Goal of the exercise
Search the listing below for the string "building" and copy every line where it occurs.

>> Start Task inputs

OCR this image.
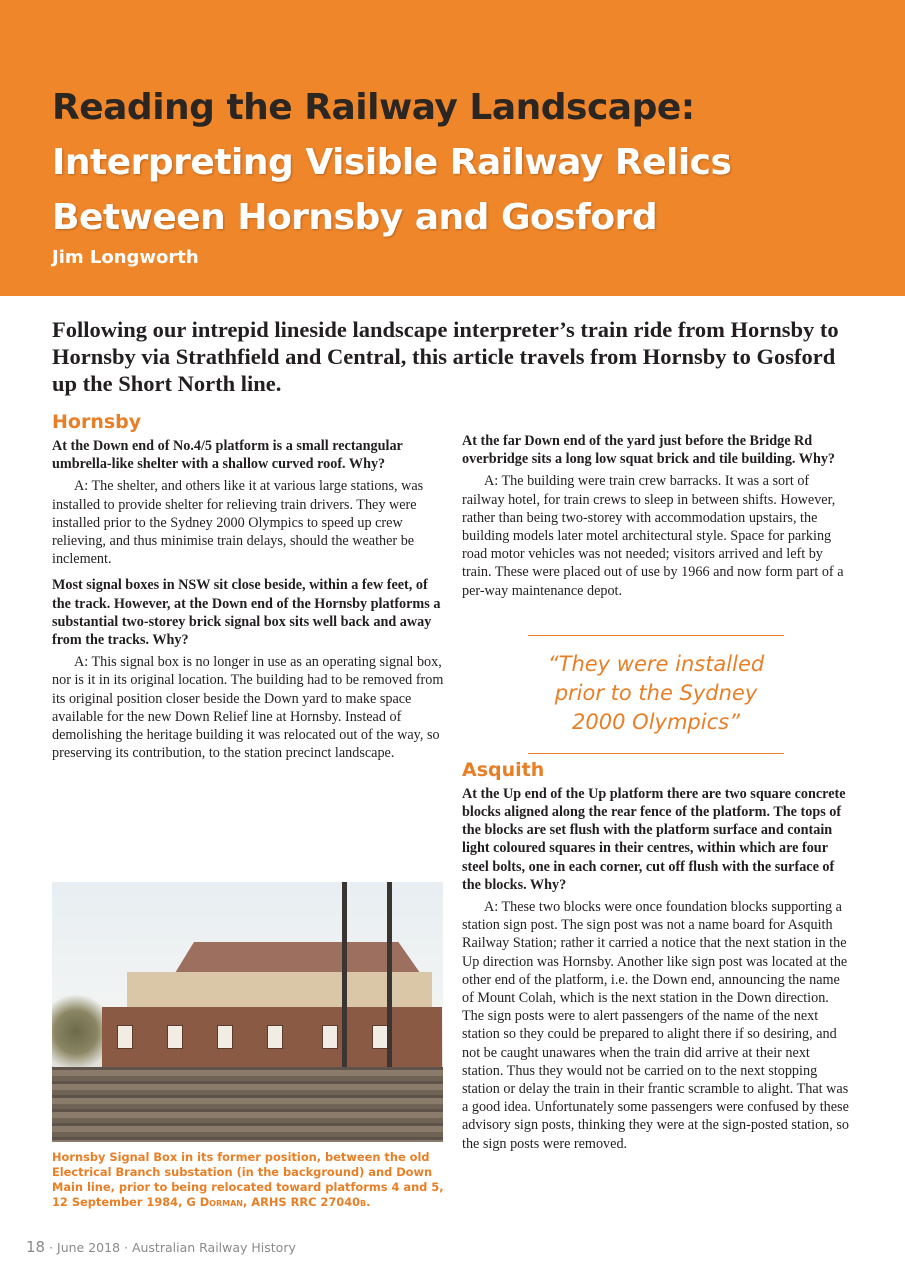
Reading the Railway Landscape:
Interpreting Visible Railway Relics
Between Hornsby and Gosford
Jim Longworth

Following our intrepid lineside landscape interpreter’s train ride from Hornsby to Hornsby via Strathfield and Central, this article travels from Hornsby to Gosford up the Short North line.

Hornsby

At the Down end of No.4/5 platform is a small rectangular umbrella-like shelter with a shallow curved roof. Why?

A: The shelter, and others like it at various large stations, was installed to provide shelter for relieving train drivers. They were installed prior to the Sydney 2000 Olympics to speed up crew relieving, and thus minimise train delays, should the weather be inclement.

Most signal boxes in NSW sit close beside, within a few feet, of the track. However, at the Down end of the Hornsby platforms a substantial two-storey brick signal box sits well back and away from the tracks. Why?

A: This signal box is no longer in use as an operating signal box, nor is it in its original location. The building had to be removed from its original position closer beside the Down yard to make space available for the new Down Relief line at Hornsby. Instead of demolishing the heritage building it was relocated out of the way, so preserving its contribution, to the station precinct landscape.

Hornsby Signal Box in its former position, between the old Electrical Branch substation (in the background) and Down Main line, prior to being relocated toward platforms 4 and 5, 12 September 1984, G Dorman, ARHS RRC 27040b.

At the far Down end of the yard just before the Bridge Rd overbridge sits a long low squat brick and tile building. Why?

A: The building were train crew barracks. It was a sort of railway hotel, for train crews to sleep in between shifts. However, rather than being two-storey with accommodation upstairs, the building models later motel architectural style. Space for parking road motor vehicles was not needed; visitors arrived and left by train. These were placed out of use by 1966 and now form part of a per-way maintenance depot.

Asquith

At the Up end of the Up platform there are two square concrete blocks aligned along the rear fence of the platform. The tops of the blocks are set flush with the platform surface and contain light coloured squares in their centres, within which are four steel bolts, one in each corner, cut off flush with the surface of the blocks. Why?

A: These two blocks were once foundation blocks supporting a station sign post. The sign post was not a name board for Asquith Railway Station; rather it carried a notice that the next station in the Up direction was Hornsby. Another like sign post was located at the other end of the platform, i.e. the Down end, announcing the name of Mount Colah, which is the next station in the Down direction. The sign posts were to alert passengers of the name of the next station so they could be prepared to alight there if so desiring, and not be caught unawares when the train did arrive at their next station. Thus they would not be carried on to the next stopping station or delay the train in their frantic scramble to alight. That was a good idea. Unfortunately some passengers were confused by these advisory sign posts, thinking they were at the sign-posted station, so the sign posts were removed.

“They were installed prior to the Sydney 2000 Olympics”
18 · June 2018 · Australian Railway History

>> End Task inputs

Output of the exercise
A: This signal box is no longer in use as an operating signal box, nor is it in its original location. The building had to be removed from its original position closer beside the Down yard to make space available for the new Down Relief line at Hornsby. Instead of demolishing the heritage building it was relocated out of the way, so preserving its contribution, to the station precinct landscape.
At the far Down end of the yard just before the Bridge Rd overbridge sits a long low squat brick and tile building. Why?
A: The building were train crew barracks. It was a sort of railway hotel, for train crews to sleep in between shifts. However, rather than being two-storey with accommodation upstairs, the building models later motel architectural style. Space for parking road motor vehicles was not needed; visitors arrived and left by train. These were placed out of use by 1966 and now form part of a per-way maintenance depot.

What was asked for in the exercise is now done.